**WHAT TO DO**
Read the lines that follow and tally those with the word "suda"; give the number and nothing else.

:: DATA SUPPLIED ::

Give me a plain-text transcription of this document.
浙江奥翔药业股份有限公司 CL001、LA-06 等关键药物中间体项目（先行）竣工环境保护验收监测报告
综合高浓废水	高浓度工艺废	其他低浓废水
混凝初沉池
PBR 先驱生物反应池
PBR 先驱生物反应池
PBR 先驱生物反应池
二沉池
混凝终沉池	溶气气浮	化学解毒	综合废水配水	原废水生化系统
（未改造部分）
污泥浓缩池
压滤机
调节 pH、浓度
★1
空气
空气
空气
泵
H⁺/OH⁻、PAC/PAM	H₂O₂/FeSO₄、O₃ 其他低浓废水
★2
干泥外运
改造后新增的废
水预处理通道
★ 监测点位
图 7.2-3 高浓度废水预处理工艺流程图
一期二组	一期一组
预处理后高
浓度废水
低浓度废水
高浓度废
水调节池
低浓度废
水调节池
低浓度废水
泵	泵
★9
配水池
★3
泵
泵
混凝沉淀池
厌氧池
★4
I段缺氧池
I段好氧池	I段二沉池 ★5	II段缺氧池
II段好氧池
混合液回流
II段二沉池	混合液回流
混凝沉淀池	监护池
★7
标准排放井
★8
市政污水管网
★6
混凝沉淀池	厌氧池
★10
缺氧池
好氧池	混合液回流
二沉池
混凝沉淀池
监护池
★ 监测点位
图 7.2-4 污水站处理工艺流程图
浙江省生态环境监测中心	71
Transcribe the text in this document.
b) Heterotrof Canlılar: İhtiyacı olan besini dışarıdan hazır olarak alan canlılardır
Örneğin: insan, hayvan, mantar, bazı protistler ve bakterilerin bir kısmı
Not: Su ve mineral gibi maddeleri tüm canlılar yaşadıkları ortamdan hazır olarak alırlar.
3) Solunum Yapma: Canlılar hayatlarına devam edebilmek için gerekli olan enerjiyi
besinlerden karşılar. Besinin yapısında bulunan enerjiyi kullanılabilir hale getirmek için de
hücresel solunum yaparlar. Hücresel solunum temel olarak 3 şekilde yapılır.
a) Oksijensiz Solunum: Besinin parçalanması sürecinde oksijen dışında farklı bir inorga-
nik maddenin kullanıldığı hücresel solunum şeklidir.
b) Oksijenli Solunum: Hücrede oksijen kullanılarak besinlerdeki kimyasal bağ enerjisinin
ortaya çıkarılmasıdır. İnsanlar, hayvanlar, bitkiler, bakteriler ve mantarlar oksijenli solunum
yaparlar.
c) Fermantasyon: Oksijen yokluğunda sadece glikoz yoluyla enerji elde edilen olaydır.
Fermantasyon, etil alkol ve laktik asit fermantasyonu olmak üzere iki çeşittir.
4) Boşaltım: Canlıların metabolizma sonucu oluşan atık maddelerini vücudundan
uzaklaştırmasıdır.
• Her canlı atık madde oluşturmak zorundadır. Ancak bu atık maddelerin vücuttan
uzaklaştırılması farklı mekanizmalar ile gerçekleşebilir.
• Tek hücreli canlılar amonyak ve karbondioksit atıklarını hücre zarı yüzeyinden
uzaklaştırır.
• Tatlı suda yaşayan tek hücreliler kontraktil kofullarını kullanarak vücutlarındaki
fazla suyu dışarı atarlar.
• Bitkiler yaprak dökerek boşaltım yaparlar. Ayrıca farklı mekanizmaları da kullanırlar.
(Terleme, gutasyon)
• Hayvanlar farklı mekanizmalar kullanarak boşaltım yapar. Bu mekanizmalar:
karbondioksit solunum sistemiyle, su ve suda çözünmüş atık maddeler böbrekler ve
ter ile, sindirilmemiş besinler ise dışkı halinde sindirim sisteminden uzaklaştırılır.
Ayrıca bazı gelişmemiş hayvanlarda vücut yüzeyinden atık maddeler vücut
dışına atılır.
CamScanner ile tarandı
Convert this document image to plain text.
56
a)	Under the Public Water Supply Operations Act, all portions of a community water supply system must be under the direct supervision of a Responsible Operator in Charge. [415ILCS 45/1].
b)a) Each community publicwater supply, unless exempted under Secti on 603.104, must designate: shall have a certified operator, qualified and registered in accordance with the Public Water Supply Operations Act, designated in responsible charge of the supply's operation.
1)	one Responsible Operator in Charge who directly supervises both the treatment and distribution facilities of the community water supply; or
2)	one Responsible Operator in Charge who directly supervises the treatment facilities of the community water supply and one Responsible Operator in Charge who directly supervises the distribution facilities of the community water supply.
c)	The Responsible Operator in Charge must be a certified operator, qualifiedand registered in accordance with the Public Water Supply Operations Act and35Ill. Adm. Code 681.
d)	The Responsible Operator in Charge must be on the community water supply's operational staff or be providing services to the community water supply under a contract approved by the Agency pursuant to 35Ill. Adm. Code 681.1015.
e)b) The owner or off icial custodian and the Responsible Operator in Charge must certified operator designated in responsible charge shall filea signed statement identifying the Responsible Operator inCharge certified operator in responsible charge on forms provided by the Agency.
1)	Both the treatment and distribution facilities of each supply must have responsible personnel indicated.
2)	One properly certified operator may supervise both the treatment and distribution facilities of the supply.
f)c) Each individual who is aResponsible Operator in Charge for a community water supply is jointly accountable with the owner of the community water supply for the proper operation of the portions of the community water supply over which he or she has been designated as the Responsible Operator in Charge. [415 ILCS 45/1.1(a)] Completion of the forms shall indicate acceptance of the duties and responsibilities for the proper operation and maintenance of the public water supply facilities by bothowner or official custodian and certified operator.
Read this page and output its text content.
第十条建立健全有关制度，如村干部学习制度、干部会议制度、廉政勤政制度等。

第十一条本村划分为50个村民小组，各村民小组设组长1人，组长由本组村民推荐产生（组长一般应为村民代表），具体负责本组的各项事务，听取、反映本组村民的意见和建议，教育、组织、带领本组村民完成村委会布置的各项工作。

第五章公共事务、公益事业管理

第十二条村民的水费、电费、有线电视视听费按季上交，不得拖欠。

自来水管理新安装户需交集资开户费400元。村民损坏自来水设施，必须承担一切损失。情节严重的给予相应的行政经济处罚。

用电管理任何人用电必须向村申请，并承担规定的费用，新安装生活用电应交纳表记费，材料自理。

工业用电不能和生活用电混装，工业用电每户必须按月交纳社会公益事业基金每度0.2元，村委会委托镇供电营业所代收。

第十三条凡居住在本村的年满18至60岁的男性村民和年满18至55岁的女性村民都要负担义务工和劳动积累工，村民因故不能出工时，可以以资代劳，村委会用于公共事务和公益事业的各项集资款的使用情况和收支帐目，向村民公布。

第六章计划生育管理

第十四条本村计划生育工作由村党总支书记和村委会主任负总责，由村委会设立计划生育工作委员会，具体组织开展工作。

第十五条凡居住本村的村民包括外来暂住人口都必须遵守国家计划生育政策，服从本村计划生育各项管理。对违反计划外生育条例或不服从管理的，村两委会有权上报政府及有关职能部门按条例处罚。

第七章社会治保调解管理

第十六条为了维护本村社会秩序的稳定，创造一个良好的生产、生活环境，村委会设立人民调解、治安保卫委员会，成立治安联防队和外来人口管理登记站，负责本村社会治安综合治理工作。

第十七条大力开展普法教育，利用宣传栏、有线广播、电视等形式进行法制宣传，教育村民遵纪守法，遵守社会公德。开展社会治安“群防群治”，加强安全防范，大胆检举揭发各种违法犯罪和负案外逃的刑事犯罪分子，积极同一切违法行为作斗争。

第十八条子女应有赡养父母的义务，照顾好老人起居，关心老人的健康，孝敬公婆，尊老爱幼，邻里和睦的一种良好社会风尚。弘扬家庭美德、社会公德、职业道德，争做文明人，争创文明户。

:::

**WORKED ANSWER**
2